--- WHAT IS ASKED ---
Of all the lines in the material, how many include the word "plus"? Give only the number.

++++++++++

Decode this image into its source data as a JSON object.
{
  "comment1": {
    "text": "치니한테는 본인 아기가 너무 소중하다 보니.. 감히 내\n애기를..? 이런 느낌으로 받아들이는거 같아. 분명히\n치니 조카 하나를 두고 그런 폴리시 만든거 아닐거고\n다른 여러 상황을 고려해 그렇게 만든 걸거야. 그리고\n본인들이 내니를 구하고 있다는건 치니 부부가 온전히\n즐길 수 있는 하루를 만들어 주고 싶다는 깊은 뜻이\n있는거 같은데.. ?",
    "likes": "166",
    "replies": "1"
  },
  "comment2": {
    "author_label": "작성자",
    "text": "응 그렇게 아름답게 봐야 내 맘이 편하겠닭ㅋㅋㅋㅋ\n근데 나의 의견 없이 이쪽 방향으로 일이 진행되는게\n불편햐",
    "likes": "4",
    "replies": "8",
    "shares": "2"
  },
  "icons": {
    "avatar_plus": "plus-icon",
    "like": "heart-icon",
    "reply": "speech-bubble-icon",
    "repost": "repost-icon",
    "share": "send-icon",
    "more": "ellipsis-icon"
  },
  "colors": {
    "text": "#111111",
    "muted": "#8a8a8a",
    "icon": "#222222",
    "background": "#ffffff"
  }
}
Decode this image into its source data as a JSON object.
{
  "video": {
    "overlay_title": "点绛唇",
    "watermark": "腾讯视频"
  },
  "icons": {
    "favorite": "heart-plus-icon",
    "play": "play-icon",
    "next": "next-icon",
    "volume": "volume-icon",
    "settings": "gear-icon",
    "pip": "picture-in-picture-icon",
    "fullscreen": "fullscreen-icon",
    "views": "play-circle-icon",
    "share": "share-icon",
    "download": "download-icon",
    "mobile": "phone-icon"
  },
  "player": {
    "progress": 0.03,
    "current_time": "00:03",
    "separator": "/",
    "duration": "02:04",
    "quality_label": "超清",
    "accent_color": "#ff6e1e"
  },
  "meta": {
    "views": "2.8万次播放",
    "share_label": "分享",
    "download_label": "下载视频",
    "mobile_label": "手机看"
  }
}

++++++++++

--- RESULT ---
2